• **Exercise aim**
Sort through the entries below and pull out lines containing the word "Contains".

• **Given data**

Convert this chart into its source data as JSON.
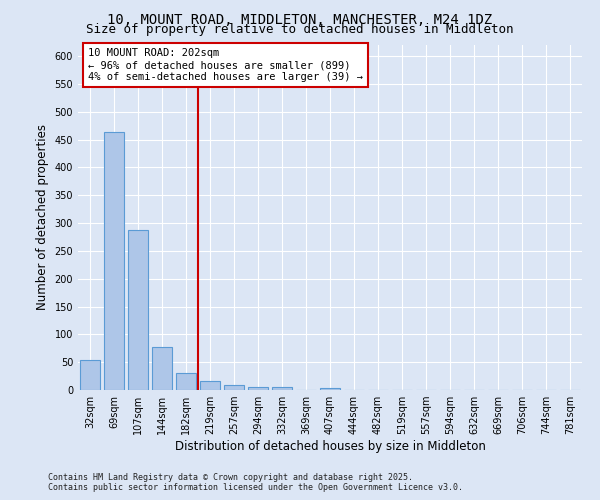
{
  "title_line1": "10, MOUNT ROAD, MIDDLETON, MANCHESTER, M24 1DZ",
  "title_line2": "Size of property relative to detached houses in Middleton",
  "xlabel": "Distribution of detached houses by size in Middleton",
  "ylabel": "Number of detached properties",
  "footer_line1": "Contains HM Land Registry data © Crown copyright and database right 2025.",
  "footer_line2": "Contains public sector information licensed under the Open Government Licence v3.0.",
  "categories": [
    "32sqm",
    "69sqm",
    "107sqm",
    "144sqm",
    "182sqm",
    "219sqm",
    "257sqm",
    "294sqm",
    "332sqm",
    "369sqm",
    "407sqm",
    "444sqm",
    "482sqm",
    "519sqm",
    "557sqm",
    "594sqm",
    "632sqm",
    "669sqm",
    "706sqm",
    "744sqm",
    "781sqm"
  ],
  "values": [
    54,
    463,
    288,
    77,
    31,
    16,
    9,
    6,
    5,
    0,
    4,
    0,
    0,
    0,
    0,
    0,
    0,
    0,
    0,
    0,
    0
  ],
  "bar_color": "#aec6e8",
  "bar_edge_color": "#5b9bd5",
  "vline_index": 4.5,
  "vline_color": "#cc0000",
  "annotation_title": "10 MOUNT ROAD: 202sqm",
  "annotation_line1": "← 96% of detached houses are smaller (899)",
  "annotation_line2": "4% of semi-detached houses are larger (39) →",
  "annotation_box_color": "#cc0000",
  "ylim": [
    0,
    620
  ],
  "yticks": [
    0,
    50,
    100,
    150,
    200,
    250,
    300,
    350,
    400,
    450,
    500,
    550,
    600
  ],
  "background_color": "#dce6f5",
  "plot_bg_color": "#dce6f5",
  "grid_color": "#ffffff",
  "title_fontsize": 10,
  "subtitle_fontsize": 9,
  "tick_fontsize": 7,
  "ylabel_fontsize": 8.5,
  "xlabel_fontsize": 8.5,
  "footer_fontsize": 6,
  "annot_fontsize": 7.5
}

• **Solved exercise**
  "footer_line1": "Contains HM Land Registry data © Crown copyright and database right 2025.",
  "footer_line2": "Contains public sector information licensed under the Open Government Licence v3.0.",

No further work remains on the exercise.